EXERCISE 1: Quote the passage of the email thread below between "Re: Please fix!" and "W3C <tlr@w3.org> (@roessler)", inclusive.

TEXT:
=-=-=

Re: Please fix! [Pub request: FPWD of User Interface Safety Directives for CSP]

I believe you're implying to defer this by at least a week, right?

Concerning ReSpec, please contact Robin Berjon (CCed on this note).

Thanks,
-- 
Thomas Roessler, W3C <tlr@w3.org> (@roessler)



On 2012-11-05, at 12:08 +0100, "Hill, Brad" <bhill@paypal-inc.com> wrote:

> We know that is the case but let's just postpone.  
> 
> I won't be able to address this immediately as:
> 
> 1) I am at IETF this week.
> 2) Since the reference dictionary for ReSpec doesn't contain the references I need, I'll need to either figure out who to contact and how to add them, or switch the editing tooling I've been using.  I started trying to move to Anolis a few weeks ago but didn't get very far since the installation instructions reference years out-of-date package dependencies, many of which are no longer available and I'm not sure how to resolve.  That alone will probably take me a full day or more to get through. :(
> 3) There's actually some controversy about this at the IETF websec, so it is somewhat convenient for it to be delayed a bit until I can hopefully resolve that.
> 
> Thanks,
> 
> Brad
> 
>> -----Original Message-----
>> From: Carine Bournez [mailto:carine@w3.org]
>> Sent: Monday, November 05, 2012 5:35 AM
>> To: Hill, Brad
>> Cc: Thomas Roessler (tlr@w3.org); public-webappsec@w3.org
>> Subject: Please fix! [Pub request: FPWD of User Interface Safety Directives for
>> CSP]
>> 
>> 
>> Hi,
>> It seems that the references sections are broken, several entries don't get
>> properly generated, there is an extra Normative references section before the
>> real generated References appendix.
>> Could you please fix this ASAP? If not, we'll postpone publication to the next
>> publication day (Thursday 8th).
>> Thanks!
>> 
>> 
>> On Fri, Oct 26, 2012 at 09:05:17PM +0000, Hill, Brad wrote:
>>> Thomas,
>>> 
>>> On behalf of the Web Application Security WG we request that the User
>> Interface Safety Directives for Content Security Policy transition to First Public
>> Working Draft in the following location:
>>> 
>>> User Interface Safety (UISafety)
>>> http://www.w3.org/TR/2011/WD-UISafety-20121105/
>>> 
>>> This can be published effective immediately following the TPAC blackout
>> period.  (Nov 5?)
>>> 
>>> The abstract and scope may be found in the document itself at:
>>> http://dvcs.w3.org/hg/user-interface-safety/raw-file/3e7ba0f12494/user-
>> interface-safety.html
>>> 
>>> "This document defines directives for the Content Security Policy
>> mechanism to declare a set of input protections for a web resource's user
>> interface, defines a non-normative set of heuristics for Web user agents to
>> implement these input protections, and a reporting mechanism for when they
>> are triggered."
>>> 
>>> "In some UI Redressing attacks (also known as Clickjacking), a malicious web
>> application presents a user interface of another web application in a
>> manipulated context to the user, e.g. by partially obscuring the genuine user
>> interface with opaque layers on top, hence tricking the user to click on a
>> button out of context.

=-=-=

EXERCISE 2: In the records below, print the lines between the line holding "dashboard-icon [2, 147, 48, 185]" and the line holding "tab-dashboard-label: hboard [6, 204, 44, 218]", inclusive, with no changes.

=-=-=

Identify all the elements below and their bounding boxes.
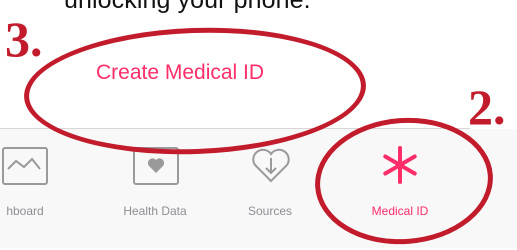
dashboard-icon [2, 147, 48, 185]
tab-dashboard[interactable]: hboard [0, 129, 80, 248]
tab-medical-id-label: Medical ID [371, 204, 429, 218]
download-heart-icon [252, 148, 290, 183]
tab-bar: hboard Health Data Sources Medical ID [0, 129, 517, 248]
step-2-annotation: 2. [468, 79, 506, 135]
step-3-annotation: 3. [5, 11, 43, 67]
create-medical-id-link[interactable]: Create Medical ID [96, 61, 264, 85]
instruction-text: unlocking your phone. [64, 0, 311, 14]
tab-sources-label: Sources [247, 204, 293, 218]
heart-icon [133, 147, 179, 185]
tab-sources[interactable]: Sources [215, 129, 325, 248]
tab-dashboard-label: hboard [6, 204, 44, 218]
tab-medical-id[interactable]: Medical ID [345, 129, 455, 248]
tab-health-data[interactable]: Health Data [100, 129, 210, 248]
asterisk-icon [383, 146, 417, 184]
tab-health-data-label: Health Data [123, 204, 187, 218]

=-=-=

CORRECT ANSWER 1:
Re: Please fix! [Pub request: FPWD of User Interface Safety Directives for CSP]

I believe you're implying to defer this by at least a week, right?

Concerning ReSpec, please contact Robin Berjon (CCed on this note).

Thanks,
-- 
Thomas Roessler, W3C <tlr@w3.org> (@roessler)

CORRECT ANSWER 2:
dashboard-icon [2, 147, 48, 185]
tab-dashboard[interactable]: hboard [0, 129, 80, 248]
tab-medical-id-label: Medical ID [371, 204, 429, 218]
download-heart-icon [252, 148, 290, 183]
tab-bar: hboard Health Data Sources Medical ID [0, 129, 517, 248]
step-2-annotation: 2. [468, 79, 506, 135]
step-3-annotation: 3. [5, 11, 43, 67]
create-medical-id-link[interactable]: Create Medical ID [96, 61, 264, 85]
instruction-text: unlocking your phone. [64, 0, 311, 14]
tab-sources-label: Sources [247, 204, 293, 218]
heart-icon [133, 147, 179, 185]
tab-sources[interactable]: Sources [215, 129, 325, 248]
tab-dashboard-label: hboard [6, 204, 44, 218]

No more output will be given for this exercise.